## Start Selection

Plus if they can use this Religious Liberty defense for everything, well as a non-Christian the fact that they try to inforce Christian laws infringes upon my Religious Liberty...or for my brother who is an Atheist, his “non-religious” liberty eh? But I guess that doesn't matter....after all to them only Christians count....funny, how the most peaceful and inclusive teachings spawned such bigotry and hatred... really crazy that these fringe Christians seem to do the exact opposite of what Jesus would do....
Steadmund Brand
It reminds me of one of the sharpest anti - American Revolution comments made in Great Britain. Dr. Samuel Johnson commented something to the effect, "Isn't it fascinating that some of the strongest voices for liberty and freedom there also are the largest owners of slaves!" I'm afraid that hypocrisy always gets some covering up by outspoken individuals.

## End Selection
## Start Data shown

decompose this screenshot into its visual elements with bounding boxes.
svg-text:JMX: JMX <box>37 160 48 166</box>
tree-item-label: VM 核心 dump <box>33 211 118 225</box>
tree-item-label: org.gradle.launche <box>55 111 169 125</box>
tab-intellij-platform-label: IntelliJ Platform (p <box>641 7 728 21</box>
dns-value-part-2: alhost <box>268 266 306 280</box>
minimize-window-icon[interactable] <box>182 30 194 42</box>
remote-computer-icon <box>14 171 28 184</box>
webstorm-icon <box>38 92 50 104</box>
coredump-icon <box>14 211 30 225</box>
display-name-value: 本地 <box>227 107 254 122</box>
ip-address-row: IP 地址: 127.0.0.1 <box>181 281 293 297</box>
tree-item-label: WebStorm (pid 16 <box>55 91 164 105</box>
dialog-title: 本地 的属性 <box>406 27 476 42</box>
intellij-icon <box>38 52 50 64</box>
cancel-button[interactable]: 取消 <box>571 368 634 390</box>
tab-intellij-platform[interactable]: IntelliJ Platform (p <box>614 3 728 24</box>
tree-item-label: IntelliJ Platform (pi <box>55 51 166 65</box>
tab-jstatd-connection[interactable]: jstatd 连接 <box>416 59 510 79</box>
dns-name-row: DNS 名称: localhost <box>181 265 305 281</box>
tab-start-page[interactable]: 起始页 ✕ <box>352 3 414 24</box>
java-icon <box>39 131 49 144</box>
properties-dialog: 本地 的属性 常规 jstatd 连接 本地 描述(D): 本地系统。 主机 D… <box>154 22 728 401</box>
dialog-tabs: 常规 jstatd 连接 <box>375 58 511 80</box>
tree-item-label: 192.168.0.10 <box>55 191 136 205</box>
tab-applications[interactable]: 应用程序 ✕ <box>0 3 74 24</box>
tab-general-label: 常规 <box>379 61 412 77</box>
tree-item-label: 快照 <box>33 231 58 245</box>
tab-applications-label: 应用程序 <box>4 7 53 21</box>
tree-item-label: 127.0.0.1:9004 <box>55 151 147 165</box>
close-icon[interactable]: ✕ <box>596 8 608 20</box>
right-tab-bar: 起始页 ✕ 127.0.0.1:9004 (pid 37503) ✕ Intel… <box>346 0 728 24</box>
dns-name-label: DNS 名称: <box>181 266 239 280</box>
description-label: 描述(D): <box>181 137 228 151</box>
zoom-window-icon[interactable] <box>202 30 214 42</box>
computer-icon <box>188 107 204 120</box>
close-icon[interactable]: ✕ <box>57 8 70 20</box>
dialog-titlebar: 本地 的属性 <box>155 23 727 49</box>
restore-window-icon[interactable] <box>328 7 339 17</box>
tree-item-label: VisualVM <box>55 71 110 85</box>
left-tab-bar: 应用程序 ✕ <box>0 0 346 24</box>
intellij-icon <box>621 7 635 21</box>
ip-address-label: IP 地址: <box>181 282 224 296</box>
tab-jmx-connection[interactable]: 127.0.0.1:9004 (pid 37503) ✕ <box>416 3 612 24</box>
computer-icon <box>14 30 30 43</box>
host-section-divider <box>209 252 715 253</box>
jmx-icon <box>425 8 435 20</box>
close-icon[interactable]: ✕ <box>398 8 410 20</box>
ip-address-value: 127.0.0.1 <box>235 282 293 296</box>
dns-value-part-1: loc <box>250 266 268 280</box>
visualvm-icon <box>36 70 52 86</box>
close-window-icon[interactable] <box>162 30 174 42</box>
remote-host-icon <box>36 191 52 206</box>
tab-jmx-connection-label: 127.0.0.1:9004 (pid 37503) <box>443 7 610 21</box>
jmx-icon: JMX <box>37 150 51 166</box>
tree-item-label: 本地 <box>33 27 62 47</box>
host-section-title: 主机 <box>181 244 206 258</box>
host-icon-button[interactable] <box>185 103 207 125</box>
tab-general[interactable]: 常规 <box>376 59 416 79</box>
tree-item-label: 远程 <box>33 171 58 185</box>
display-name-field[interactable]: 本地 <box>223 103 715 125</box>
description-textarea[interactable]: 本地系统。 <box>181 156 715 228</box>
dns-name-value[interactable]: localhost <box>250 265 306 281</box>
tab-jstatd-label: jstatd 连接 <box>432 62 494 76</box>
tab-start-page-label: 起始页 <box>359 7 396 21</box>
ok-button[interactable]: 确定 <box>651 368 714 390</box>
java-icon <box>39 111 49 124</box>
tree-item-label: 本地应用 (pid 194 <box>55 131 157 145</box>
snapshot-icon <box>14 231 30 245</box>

## End Data shown
## Start Data shown

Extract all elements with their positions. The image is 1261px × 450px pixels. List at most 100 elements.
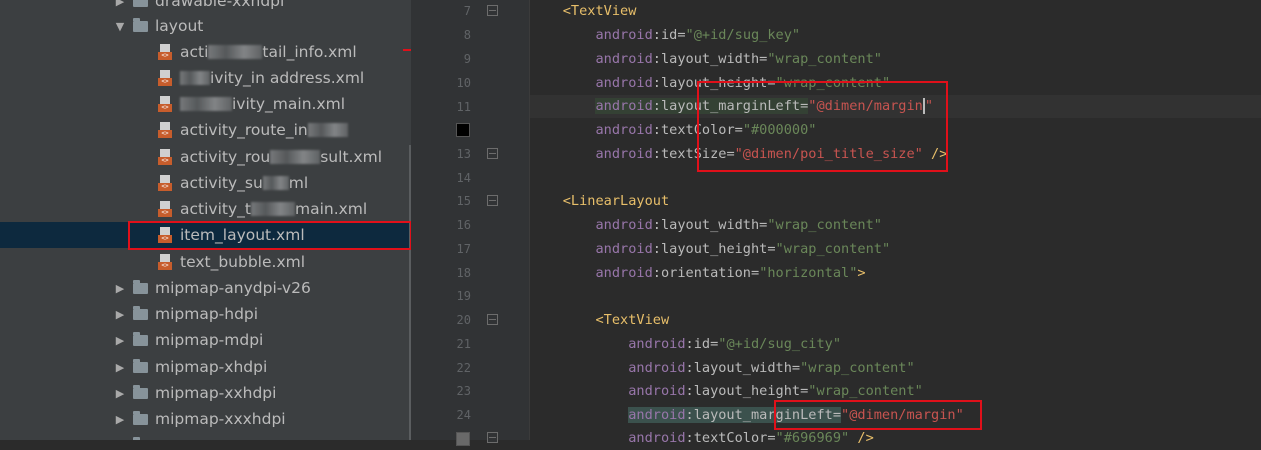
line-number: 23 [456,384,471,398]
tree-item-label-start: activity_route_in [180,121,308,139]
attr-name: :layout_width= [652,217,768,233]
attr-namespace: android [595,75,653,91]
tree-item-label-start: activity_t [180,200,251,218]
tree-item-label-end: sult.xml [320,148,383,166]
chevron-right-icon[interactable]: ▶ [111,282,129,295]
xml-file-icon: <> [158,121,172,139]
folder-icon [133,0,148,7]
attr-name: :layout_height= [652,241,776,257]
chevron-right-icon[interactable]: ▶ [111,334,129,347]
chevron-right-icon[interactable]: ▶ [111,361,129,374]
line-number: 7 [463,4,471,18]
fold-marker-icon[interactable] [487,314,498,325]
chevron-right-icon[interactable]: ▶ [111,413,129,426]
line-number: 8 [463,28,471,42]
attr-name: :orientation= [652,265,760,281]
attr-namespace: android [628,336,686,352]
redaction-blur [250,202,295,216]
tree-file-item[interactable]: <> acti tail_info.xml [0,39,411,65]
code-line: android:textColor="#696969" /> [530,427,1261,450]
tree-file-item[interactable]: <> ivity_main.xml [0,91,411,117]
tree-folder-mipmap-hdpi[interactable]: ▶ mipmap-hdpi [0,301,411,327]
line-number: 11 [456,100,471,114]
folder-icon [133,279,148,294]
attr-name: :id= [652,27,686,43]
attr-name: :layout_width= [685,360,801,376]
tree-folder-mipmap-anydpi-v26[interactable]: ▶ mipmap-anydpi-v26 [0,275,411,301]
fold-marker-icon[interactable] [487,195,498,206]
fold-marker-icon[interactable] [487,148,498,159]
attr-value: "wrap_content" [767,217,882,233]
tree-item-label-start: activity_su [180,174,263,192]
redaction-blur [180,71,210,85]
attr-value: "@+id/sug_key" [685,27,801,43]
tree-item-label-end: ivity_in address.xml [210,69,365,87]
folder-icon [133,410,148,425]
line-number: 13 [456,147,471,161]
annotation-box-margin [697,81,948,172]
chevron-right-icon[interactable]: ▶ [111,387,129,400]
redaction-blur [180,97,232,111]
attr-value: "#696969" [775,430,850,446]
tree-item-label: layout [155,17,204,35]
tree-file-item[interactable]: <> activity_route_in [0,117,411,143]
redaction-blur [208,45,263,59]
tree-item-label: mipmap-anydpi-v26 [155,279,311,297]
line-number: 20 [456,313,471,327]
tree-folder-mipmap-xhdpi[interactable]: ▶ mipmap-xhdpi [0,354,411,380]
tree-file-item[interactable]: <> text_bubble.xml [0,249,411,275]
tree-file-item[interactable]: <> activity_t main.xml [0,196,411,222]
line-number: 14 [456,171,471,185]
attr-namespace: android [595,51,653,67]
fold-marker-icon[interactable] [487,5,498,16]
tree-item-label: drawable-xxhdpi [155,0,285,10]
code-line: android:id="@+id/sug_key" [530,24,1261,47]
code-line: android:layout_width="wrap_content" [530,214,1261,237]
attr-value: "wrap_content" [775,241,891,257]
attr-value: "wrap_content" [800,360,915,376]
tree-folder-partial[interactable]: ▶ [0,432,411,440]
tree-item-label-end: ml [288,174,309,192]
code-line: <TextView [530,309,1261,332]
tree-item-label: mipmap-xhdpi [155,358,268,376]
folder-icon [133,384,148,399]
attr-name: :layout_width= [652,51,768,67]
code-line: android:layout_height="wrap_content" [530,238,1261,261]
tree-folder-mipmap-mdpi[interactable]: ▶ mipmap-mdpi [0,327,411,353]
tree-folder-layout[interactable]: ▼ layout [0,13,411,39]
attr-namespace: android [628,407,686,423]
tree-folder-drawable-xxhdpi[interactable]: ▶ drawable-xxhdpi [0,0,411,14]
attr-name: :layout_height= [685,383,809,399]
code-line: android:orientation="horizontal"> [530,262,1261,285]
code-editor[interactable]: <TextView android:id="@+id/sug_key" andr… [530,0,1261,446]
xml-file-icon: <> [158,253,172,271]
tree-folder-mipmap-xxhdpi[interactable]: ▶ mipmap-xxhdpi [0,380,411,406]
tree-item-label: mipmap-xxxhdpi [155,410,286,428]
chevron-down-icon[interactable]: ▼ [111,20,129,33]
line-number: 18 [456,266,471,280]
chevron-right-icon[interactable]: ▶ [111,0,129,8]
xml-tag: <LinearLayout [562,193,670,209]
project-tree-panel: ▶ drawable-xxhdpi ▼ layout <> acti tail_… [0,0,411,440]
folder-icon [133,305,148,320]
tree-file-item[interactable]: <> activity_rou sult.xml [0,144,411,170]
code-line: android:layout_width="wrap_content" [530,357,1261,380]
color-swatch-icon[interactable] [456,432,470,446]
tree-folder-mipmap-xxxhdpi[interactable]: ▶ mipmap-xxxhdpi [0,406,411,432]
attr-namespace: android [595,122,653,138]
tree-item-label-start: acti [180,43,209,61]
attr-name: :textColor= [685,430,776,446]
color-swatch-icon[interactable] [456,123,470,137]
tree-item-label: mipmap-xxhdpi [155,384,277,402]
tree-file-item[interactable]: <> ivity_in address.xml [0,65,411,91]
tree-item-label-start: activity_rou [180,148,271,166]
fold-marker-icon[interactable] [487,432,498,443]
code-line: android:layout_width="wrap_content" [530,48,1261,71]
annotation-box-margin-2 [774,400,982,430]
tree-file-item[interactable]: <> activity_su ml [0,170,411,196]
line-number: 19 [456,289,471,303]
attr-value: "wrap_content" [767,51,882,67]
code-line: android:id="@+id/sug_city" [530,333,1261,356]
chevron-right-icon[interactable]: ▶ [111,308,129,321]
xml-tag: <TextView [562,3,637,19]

## End Data shown
## Start Data shown

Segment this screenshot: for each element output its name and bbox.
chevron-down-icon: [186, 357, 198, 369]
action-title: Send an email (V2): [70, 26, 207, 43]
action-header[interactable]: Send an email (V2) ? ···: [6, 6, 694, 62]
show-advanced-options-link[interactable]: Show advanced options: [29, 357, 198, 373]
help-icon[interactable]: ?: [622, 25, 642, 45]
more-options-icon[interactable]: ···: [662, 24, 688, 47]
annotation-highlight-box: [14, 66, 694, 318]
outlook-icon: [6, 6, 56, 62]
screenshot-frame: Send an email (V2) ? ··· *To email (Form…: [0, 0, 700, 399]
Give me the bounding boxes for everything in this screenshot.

## End Data shown

List of tasks:
a - In the comments on religious liberty, who is quoted remarking on slave owners speaking for liberty?
b - Recast the entries as a Markdown table with the columns Number and Entry line, covering everything from the line that contains "Extract all elements" down to the line that contains "attr-name: :orientation= [652,265,760,281]". Leave the picture out.

Responses to the exercise:
a - Dr. Samuel Johnson

b -
| Number | Entry line |
|---|---|
| 1 | Extract all elements with their positions. The image is 1261px × 450px pixels. List at most 100 elements. |
| 2 | line-number: 23 [456,384,471,398] |
| 3 | tree-item-label-start: activity_route_in [180,121,308,139] |
| 4 | attr-name: :layout_width= [652,217,768,233] |
| 5 | attr-namespace: android [595,75,653,91] |
| 6 | tree-item-label-start: activity_t [180,200,251,218] |
| 7 | tree-item-label-end: sult.xml [320,148,383,166] |
| 8 | chevron-right-icon[interactable]: ▶ [111,282,129,295] |
| 9 | xml-file-icon: <> [158,121,172,139] |
| 10 | folder-icon [133,0,148,7] |
| 11 | attr-name: :layout_height= [652,241,776,257] |
| 12 | chevron-right-icon[interactable]: ▶ [111,334,129,347] |
| 13 | chevron-right-icon[interactable]: ▶ [111,361,129,374] |
| 14 | line-number: 7 [463,4,471,18] |
| 15 | fold-marker-icon[interactable] [487,314,498,325] |
| 16 | chevron-right-icon[interactable]: ▶ [111,413,129,426] |
| 17 | line-number: 8 [463,28,471,42] |
| 18 | attr-name: :orientation= [652,265,760,281] |